**Aim**
Copy the data precisely, character for character, and leave out every picture.
↓↓↓
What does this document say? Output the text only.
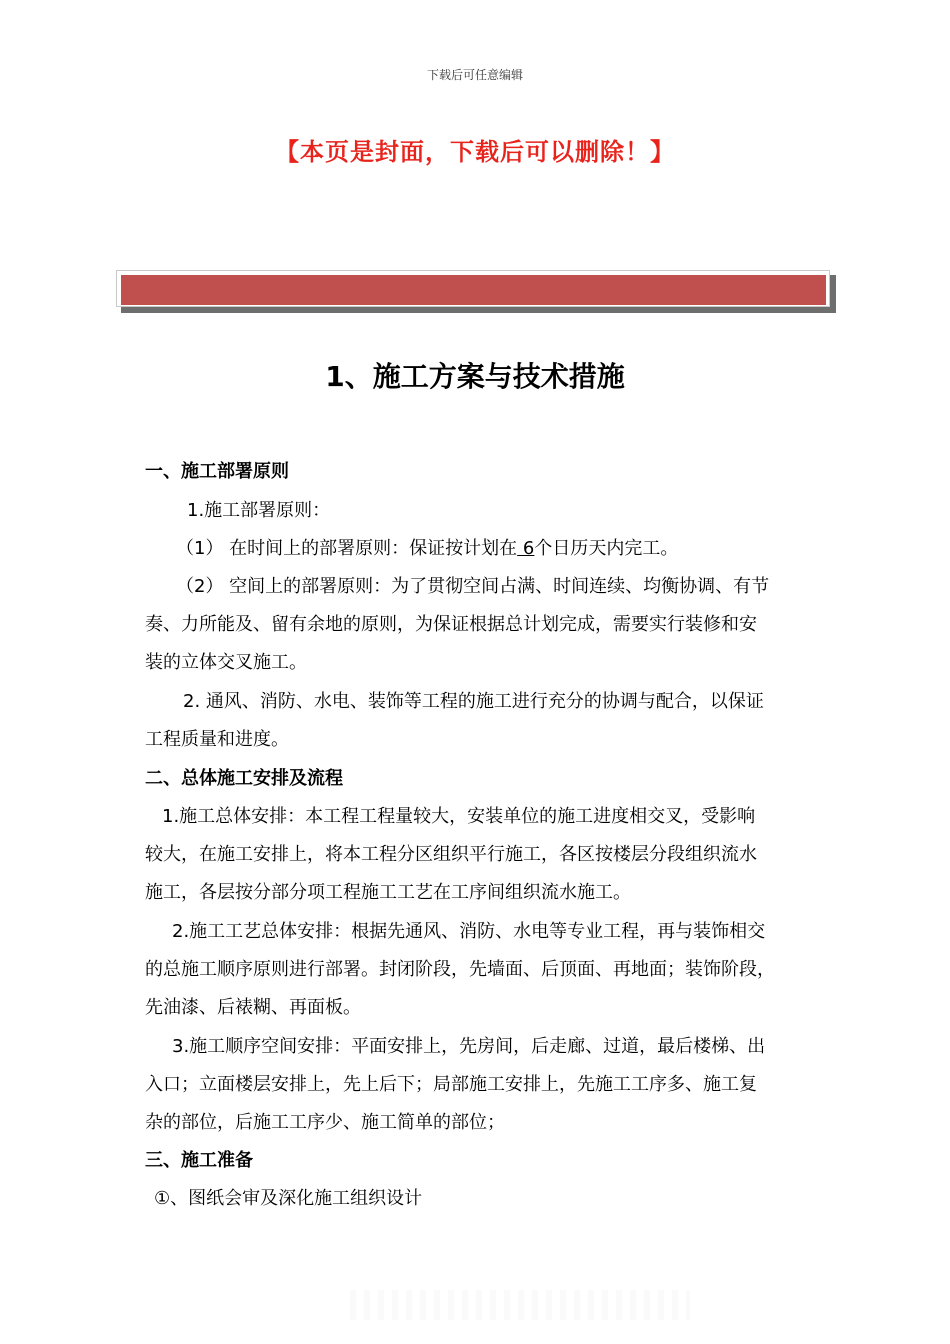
下载后可任意编辑
【本页是封面，下载后可以删除！】
1、施工方案与技术措施
一、施工部署原则
1.施工部署原则：
（1） 在时间上的部署原则：保证按计划在 6个日历天内完工。
（2） 空间上的部署原则：为了贯彻空间占满、时间连续、均衡协调、有节
奏、力所能及、留有余地的原则，为保证根据总计划完成，需要实行装修和安
装的立体交叉施工。
2. 通风、消防、水电、装饰等工程的施工进行充分的协调与配合，以保证
工程质量和进度。
二、总体施工安排及流程
1.施工总体安排：本工程工程量较大，安装单位的施工进度相交叉，受影响
较大，在施工安排上，将本工程分区组织平行施工，各区按楼层分段组织流水
施工，各层按分部分项工程施工工艺在工序间组织流水施工。
2.施工工艺总体安排：根据先通风、消防、水电等专业工程，再与装饰相交
的总施工顺序原则进行部署。封闭阶段，先墙面、后顶面、再地面；装饰阶段，
先油漆、后裱糊、再面板。
3.施工顺序空间安排：平面安排上，先房间，后走廊、过道，最后楼梯、出
入口；立面楼层安排上，先上后下；局部施工安排上，先施工工序多、施工复
杂的部位，后施工工序少、施工简单的部位；
三、施工准备
①、图纸会审及深化施工组织设计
↑↑↑
**Task response**
What does this document say? Output the text only.
下载后可任意编辑
【本页是封面，下载后可以删除！】
1、施工方案与技术措施
一、施工部署原则
1.施工部署原则：
（1） 在时间上的部署原则：保证按计划在 6个日历天内完工。
（2） 空间上的部署原则：为了贯彻空间占满、时间连续、均衡协调、有节
奏、力所能及、留有余地的原则，为保证根据总计划完成，需要实行装修和安
装的立体交叉施工。
2. 通风、消防、水电、装饰等工程的施工进行充分的协调与配合，以保证
工程质量和进度。
二、总体施工安排及流程
1.施工总体安排：本工程工程量较大，安装单位的施工进度相交叉，受影响
较大，在施工安排上，将本工程分区组织平行施工，各区按楼层分段组织流水
施工，各层按分部分项工程施工工艺在工序间组织流水施工。
2.施工工艺总体安排：根据先通风、消防、水电等专业工程，再与装饰相交
的总施工顺序原则进行部署。封闭阶段，先墙面、后顶面、再地面；装饰阶段，
先油漆、后裱糊、再面板。
3.施工顺序空间安排：平面安排上，先房间，后走廊、过道，最后楼梯、出
入口；立面楼层安排上，先上后下；局部施工安排上，先施工工序多、施工复
杂的部位，后施工工序少、施工简单的部位；
三、施工准备
①、图纸会审及深化施工组织设计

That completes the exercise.